SET EXERCISE:
Pictures in the data below are not part of the copy; transcribe everything else exactly.
:::::
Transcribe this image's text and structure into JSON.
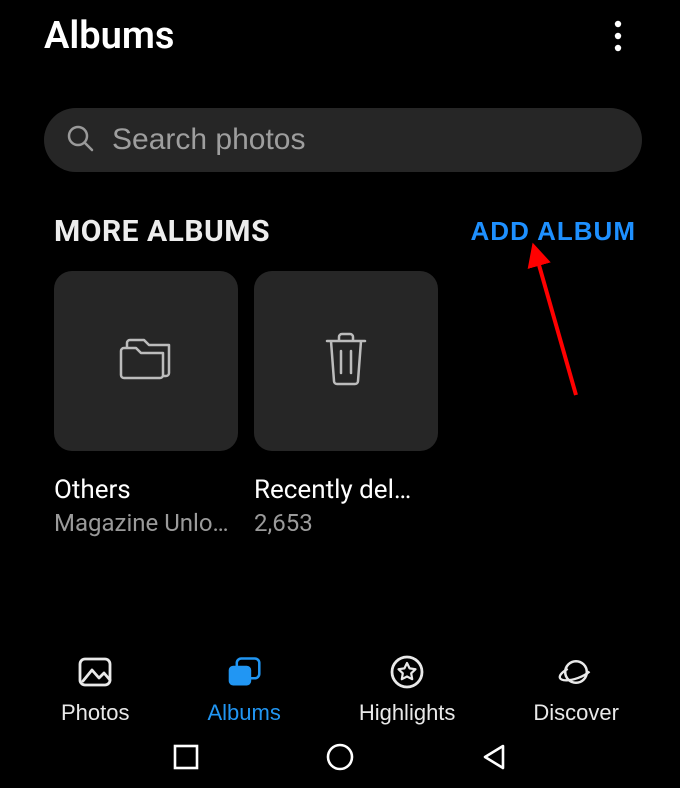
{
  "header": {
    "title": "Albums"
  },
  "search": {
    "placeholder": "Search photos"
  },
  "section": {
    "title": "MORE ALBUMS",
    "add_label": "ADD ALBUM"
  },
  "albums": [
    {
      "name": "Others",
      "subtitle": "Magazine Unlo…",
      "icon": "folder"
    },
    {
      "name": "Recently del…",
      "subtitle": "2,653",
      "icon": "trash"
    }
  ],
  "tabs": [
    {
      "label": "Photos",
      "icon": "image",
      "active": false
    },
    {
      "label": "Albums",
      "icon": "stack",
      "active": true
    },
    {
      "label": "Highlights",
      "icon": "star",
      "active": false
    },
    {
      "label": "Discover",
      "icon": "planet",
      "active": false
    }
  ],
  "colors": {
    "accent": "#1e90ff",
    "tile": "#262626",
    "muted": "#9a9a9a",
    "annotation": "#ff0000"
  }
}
:::::
EXERCISE OUTPUT:
Transcribe this image's text and structure into JSON.
{
  "header": {
    "title": "Albums"
  },
  "search": {
    "placeholder": "Search photos"
  },
  "section": {
    "title": "MORE ALBUMS",
    "add_label": "ADD ALBUM"
  },
  "albums": [
    {
      "name": "Others",
      "subtitle": "Magazine Unlo…",
      "icon": "folder"
    },
    {
      "name": "Recently del…",
      "subtitle": "2,653",
      "icon": "trash"
    }
  ],
  "tabs": [
    {
      "label": "Photos",
      "icon": "image",
      "active": false
    },
    {
      "label": "Albums",
      "icon": "stack",
      "active": true
    },
    {
      "label": "Highlights",
      "icon": "star",
      "active": false
    },
    {
      "label": "Discover",
      "icon": "planet",
      "active": false
    }
  ],
  "colors": {
    "accent": "#1e90ff",
    "tile": "#262626",
    "muted": "#9a9a9a",
    "annotation": "#ff0000"
  }
}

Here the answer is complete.